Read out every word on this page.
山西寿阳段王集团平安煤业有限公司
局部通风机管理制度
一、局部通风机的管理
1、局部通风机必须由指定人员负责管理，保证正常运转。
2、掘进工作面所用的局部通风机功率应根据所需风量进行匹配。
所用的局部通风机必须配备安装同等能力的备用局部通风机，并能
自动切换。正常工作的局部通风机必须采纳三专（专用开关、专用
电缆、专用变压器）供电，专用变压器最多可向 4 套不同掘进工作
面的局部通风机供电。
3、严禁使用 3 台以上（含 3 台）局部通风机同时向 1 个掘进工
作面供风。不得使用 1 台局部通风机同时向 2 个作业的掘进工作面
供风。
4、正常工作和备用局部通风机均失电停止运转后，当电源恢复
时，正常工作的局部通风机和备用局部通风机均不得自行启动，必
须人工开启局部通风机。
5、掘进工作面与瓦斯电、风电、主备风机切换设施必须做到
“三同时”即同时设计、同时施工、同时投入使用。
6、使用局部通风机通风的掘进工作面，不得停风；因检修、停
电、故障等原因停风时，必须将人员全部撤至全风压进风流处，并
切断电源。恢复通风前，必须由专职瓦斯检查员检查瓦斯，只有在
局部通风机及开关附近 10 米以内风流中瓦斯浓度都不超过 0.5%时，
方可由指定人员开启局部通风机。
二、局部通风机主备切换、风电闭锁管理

++++++++

Directions for this task
From the first line to the last, please quote the material above exactly.

Result of this task
Read out every word on this page.
山西寿阳段王集团平安煤业有限公司
局部通风机管理制度
一、局部通风机的管理
1、局部通风机必须由指定人员负责管理，保证正常运转。
2、掘进工作面所用的局部通风机功率应根据所需风量进行匹配。
所用的局部通风机必须配备安装同等能力的备用局部通风机，并能
自动切换。正常工作的局部通风机必须采纳三专（专用开关、专用
电缆、专用变压器）供电，专用变压器最多可向 4 套不同掘进工作
面的局部通风机供电。
3、严禁使用 3 台以上（含 3 台）局部通风机同时向 1 个掘进工
作面供风。不得使用 1 台局部通风机同时向 2 个作业的掘进工作面
供风。
4、正常工作和备用局部通风机均失电停止运转后，当电源恢复
时，正常工作的局部通风机和备用局部通风机均不得自行启动，必
须人工开启局部通风机。
5、掘进工作面与瓦斯电、风电、主备风机切换设施必须做到
“三同时”即同时设计、同时施工、同时投入使用。
6、使用局部通风机通风的掘进工作面，不得停风；因检修、停
电、故障等原因停风时，必须将人员全部撤至全风压进风流处，并
切断电源。恢复通风前，必须由专职瓦斯检查员检查瓦斯，只有在
局部通风机及开关附近 10 米以内风流中瓦斯浓度都不超过 0.5%时，
方可由指定人员开启局部通风机。
二、局部通风机主备切换、风电闭锁管理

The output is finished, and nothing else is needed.